▶ _EXERCISE OBJECTIVE_
All entries must be extracted exactly, with nothing added or dropped.

▶ _SUPPLIED INFORMATION_
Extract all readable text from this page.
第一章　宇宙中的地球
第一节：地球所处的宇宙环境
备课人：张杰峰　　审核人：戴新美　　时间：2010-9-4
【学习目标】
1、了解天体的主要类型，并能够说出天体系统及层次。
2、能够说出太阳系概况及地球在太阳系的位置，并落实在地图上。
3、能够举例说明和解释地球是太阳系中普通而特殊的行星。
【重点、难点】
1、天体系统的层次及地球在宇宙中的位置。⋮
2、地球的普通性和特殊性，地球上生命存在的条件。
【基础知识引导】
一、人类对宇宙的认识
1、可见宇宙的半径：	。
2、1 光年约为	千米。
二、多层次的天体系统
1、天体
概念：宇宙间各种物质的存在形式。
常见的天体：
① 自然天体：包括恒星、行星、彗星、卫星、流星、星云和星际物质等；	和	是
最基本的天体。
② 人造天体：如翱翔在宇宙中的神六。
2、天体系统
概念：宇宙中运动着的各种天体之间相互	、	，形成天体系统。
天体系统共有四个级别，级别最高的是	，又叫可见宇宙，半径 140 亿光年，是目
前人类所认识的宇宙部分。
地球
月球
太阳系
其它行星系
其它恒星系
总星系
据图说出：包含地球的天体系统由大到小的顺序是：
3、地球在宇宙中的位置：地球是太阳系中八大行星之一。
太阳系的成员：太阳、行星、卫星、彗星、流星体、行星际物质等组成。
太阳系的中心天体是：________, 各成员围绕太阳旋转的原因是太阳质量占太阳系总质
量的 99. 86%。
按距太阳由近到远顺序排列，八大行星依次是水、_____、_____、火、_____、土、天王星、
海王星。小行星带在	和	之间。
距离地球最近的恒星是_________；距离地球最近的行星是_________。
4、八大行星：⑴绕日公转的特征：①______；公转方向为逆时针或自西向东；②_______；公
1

▶ _OUTPUT BELOW_
Extract all readable text from this page.
第一章　宇宙中的地球
第一节：地球所处的宇宙环境
备课人：张杰峰　　审核人：戴新美　　时间：2010-9-4
【学习目标】
1、了解天体的主要类型，并能够说出天体系统及层次。
2、能够说出太阳系概况及地球在太阳系的位置，并落实在地图上。
3、能够举例说明和解释地球是太阳系中普通而特殊的行星。
【重点、难点】
1、天体系统的层次及地球在宇宙中的位置。⋮
2、地球的普通性和特殊性，地球上生命存在的条件。
【基础知识引导】
一、人类对宇宙的认识
1、可见宇宙的半径：	。
2、1 光年约为	千米。
二、多层次的天体系统
1、天体
概念：宇宙间各种物质的存在形式。
常见的天体：
① 自然天体：包括恒星、行星、彗星、卫星、流星、星云和星际物质等；	和	是
最基本的天体。
② 人造天体：如翱翔在宇宙中的神六。
2、天体系统
概念：宇宙中运动着的各种天体之间相互	、	，形成天体系统。
天体系统共有四个级别，级别最高的是	，又叫可见宇宙，半径 140 亿光年，是目
前人类所认识的宇宙部分。
地球
月球
太阳系
其它行星系
其它恒星系
总星系
据图说出：包含地球的天体系统由大到小的顺序是：
3、地球在宇宙中的位置：地球是太阳系中八大行星之一。
太阳系的成员：太阳、行星、卫星、彗星、流星体、行星际物质等组成。
太阳系的中心天体是：________, 各成员围绕太阳旋转的原因是太阳质量占太阳系总质
量的 99. 86%。
按距太阳由近到远顺序排列，八大行星依次是水、_____、_____、火、_____、土、天王星、
海王星。小行星带在	和	之间。
距离地球最近的恒星是_________；距离地球最近的行星是_________。
4、八大行星：⑴绕日公转的特征：①______；公转方向为逆时针或自西向东；②_______；公
1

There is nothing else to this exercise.